*Goal*:
Copy every record exactly, and keep the pictures out.
··· Exercise input ···
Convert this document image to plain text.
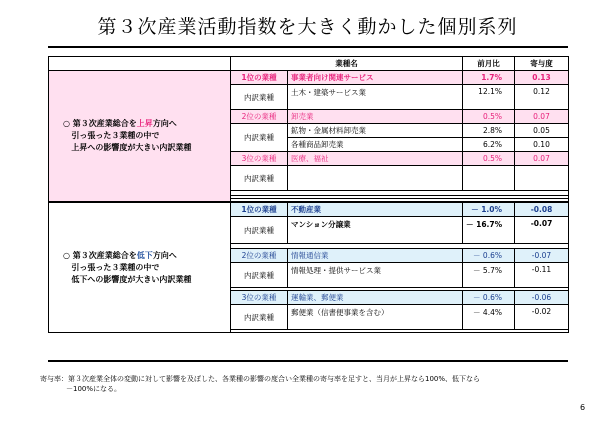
第３次産業活動指数を大きく動かした個別系列
	業種名		前月比	寄与度
○ 第３次産業総合を上昇方向へ
引っ張った３業種の中で
上昇への影響度が大きい内訳業種	1位の業種	事業者向け関連サービス	1.7%	0.13
	内訳業種	土木・建築サービス業	12.1%	0.12
	2位の業種	卸売業	0.5%	0.07
	内訳業種	鉱物・金属材料卸売業	2.8%	0.05
		各種商品卸売業	6.2%	0.10
	3位の業種	医療、福祉	0.5%	0.07
	内訳業種			

○ 第３次産業総合を低下方向へ
引っ張った３業種の中で
低下への影響度が大きい内訳業種	1位の業種	不動産業	－ 1.0%	-0.08
	内訳業種	マンション分譲業	－ 16.7%	-0.07

	2位の業種	情報通信業	－ 0.6%	-0.07
	内訳業種	情報処理・提供サービス業	－ 5.7%	-0.11

	3位の業種	運輸業、郵便業	－ 0.6%	-0.06
	内訳業種	郵便業（信書便事業を含む）	－ 4.4%	-0.02

寄与率：第３次産業全体の変動に対して影響を及ぼした、各業種の影響の度合い全業種の寄与率を足すと、当月が上昇なら100%、低下なら
－100%になる。
6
···
*Full output*:
Convert this document image to plain text.
第３次産業活動指数を大きく動かした個別系列
	業種名		前月比	寄与度
○ 第３次産業総合を上昇方向へ
引っ張った３業種の中で
上昇への影響度が大きい内訳業種	1位の業種	事業者向け関連サービス	1.7%	0.13
	内訳業種	土木・建築サービス業	12.1%	0.12
	2位の業種	卸売業	0.5%	0.07
	内訳業種	鉱物・金属材料卸売業	2.8%	0.05
		各種商品卸売業	6.2%	0.10
	3位の業種	医療、福祉	0.5%	0.07
	内訳業種			

○ 第３次産業総合を低下方向へ
引っ張った３業種の中で
低下への影響度が大きい内訳業種	1位の業種	不動産業	－ 1.0%	-0.08
	内訳業種	マンション分譲業	－ 16.7%	-0.07

	2位の業種	情報通信業	－ 0.6%	-0.07
	内訳業種	情報処理・提供サービス業	－ 5.7%	-0.11

	3位の業種	運輸業、郵便業	－ 0.6%	-0.06
	内訳業種	郵便業（信書便事業を含む）	－ 4.4%	-0.02

寄与率：第３次産業全体の変動に対して影響を及ぼした、各業種の影響の度合い全業種の寄与率を足すと、当月が上昇なら100%、低下なら
－100%になる。
6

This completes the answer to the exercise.